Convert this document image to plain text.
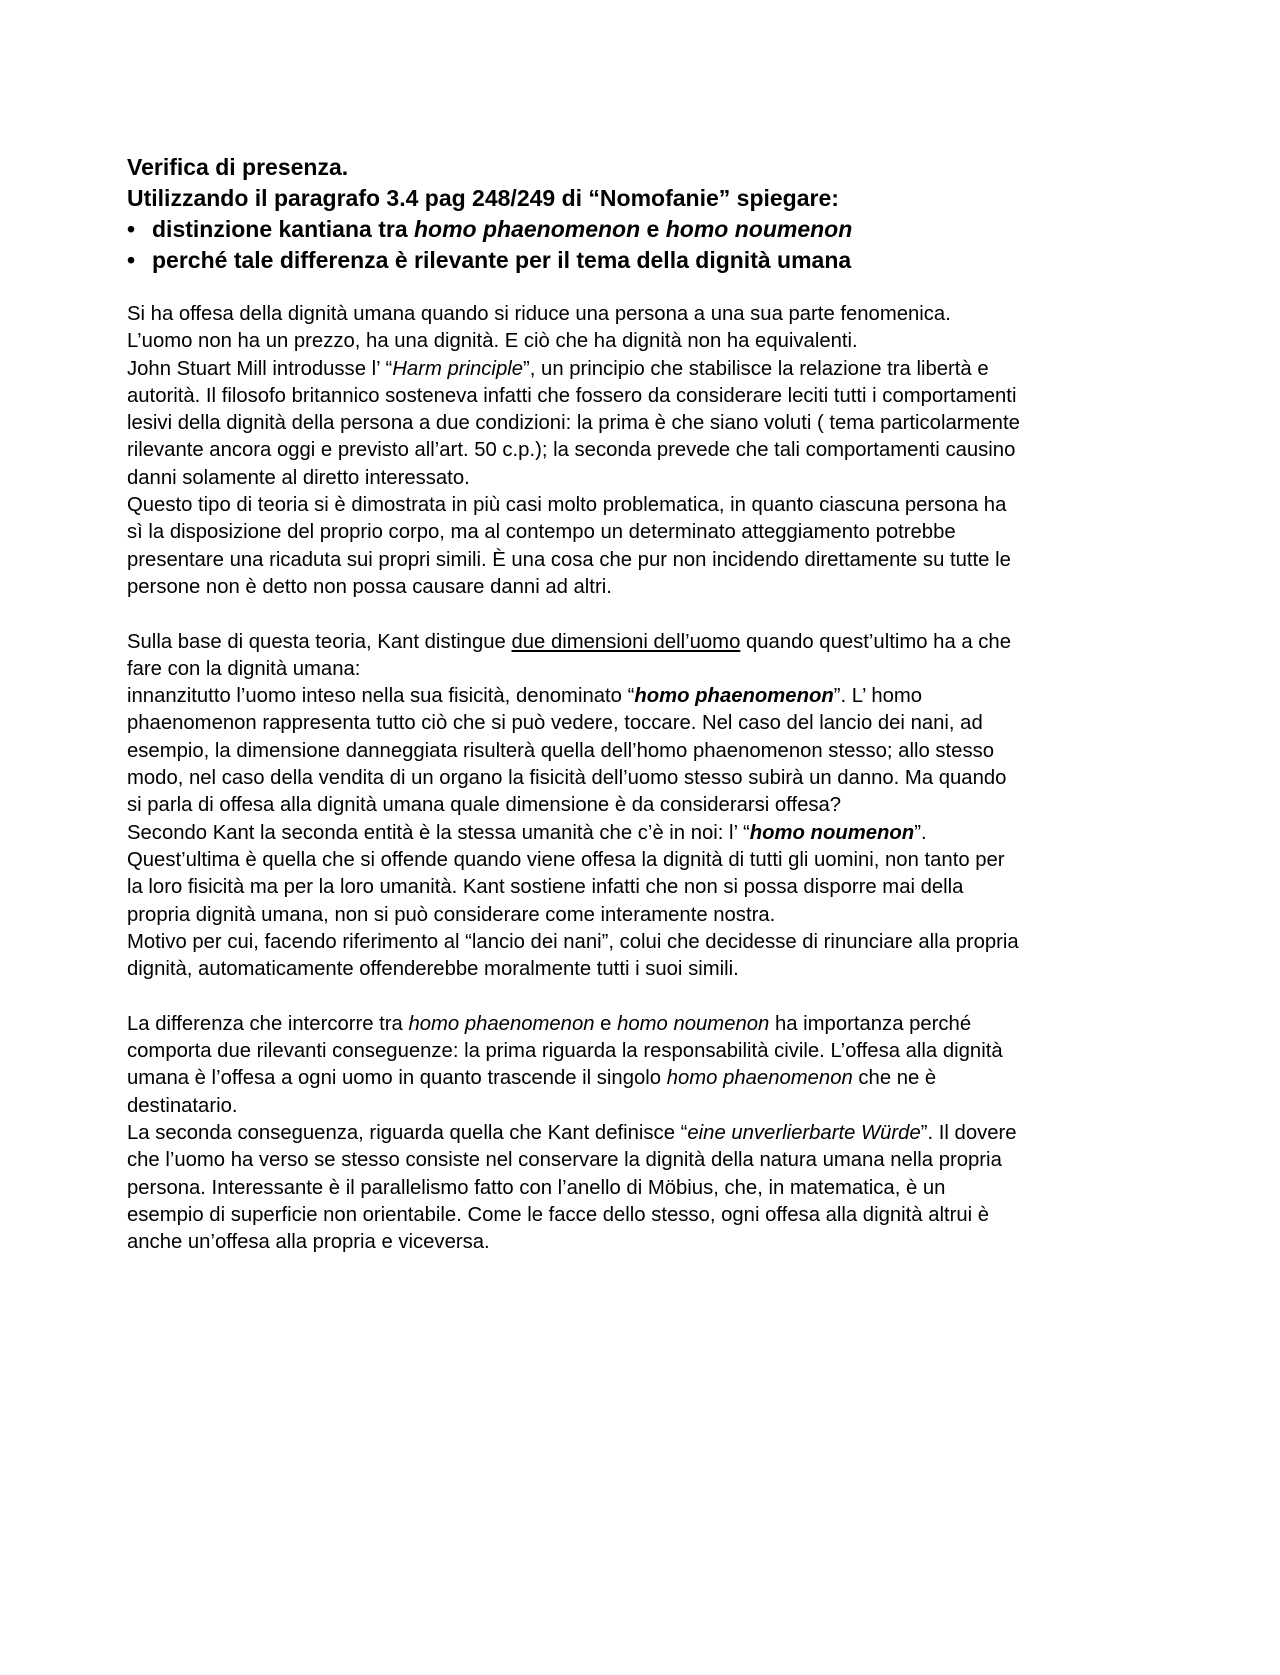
Verifica di presenza.
Utilizzando il paragrafo 3.4 pag 248/249 di “Nomofanie” spiegare:
• distinzione kantiana tra homo phaenomenon e homo noumenon
• perché tale differenza è rilevante per il tema della dignità umana
Si ha offesa della dignità umana quando si riduce una persona a una sua parte fenomenica.
L’uomo non ha un prezzo, ha una dignità. E ciò che ha dignità non ha equivalenti.
John Stuart Mill introdusse l’ “Harm principle”, un principio che stabilisce la relazione tra libertà e
autorità. Il filosofo britannico sosteneva infatti che fossero da considerare leciti tutti i comportamenti
lesivi della dignità della persona a due condizioni: la prima è che siano voluti ( tema particolarmente
rilevante ancora oggi e previsto all’art. 50 c.p.); la seconda prevede che tali comportamenti causino
danni solamente al diretto interessato.
Questo tipo di teoria si è dimostrata in più casi molto problematica, in quanto ciascuna persona ha
sì la disposizione del proprio corpo, ma al contempo un determinato atteggiamento potrebbe
presentare una ricaduta sui propri simili. È una cosa che pur non incidendo direttamente su tutte le
persone non è detto non possa causare danni ad altri.
Sulla base di questa teoria, Kant distingue due dimensioni dell’uomo quando quest’ultimo ha a che
fare con la dignità umana:
innanzitutto l’uomo inteso nella sua fisicità, denominato “homo phaenomenon”. L’ homo
phaenomenon rappresenta tutto ciò che si può vedere, toccare. Nel caso del lancio dei nani, ad
esempio, la dimensione danneggiata risulterà quella dell’homo phaenomenon stesso; allo stesso
modo, nel caso della vendita di un organo la fisicità dell’uomo stesso subirà un danno. Ma quando
si parla di offesa alla dignità umana quale dimensione è da considerarsi offesa?
Secondo Kant la seconda entità è la stessa umanità che c’è in noi: l’ “homo noumenon”.
Quest’ultima è quella che si offende quando viene offesa la dignità di tutti gli uomini, non tanto per
la loro fisicità ma per la loro umanità. Kant sostiene infatti che non si possa disporre mai della
propria dignità umana, non si può considerare come interamente nostra.
Motivo per cui, facendo riferimento al “lancio dei nani”, colui che decidesse di rinunciare alla propria
dignità, automaticamente offenderebbe moralmente tutti i suoi simili.
La differenza che intercorre tra homo phaenomenon e homo noumenon ha importanza perché
comporta due rilevanti conseguenze: la prima riguarda la responsabilità civile. L’offesa alla dignità
umana è l’offesa a ogni uomo in quanto trascende il singolo homo phaenomenon che ne è
destinatario.
La seconda conseguenza, riguarda quella che Kant definisce “eine unverlierbarte Würde”. Il dovere
che l’uomo ha verso se stesso consiste nel conservare la dignità della natura umana nella propria
persona. Interessante è il parallelismo fatto con l’anello di Möbius, che, in matematica, è un
esempio di superficie non orientabile. Come le facce dello stesso, ogni offesa alla dignità altrui è
anche un’offesa alla propria e viceversa.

**WHAT IS EXPECTED:** Say how many lines of the listing above contain "possa", with no other words.

**OUTPUT BELOW:** 2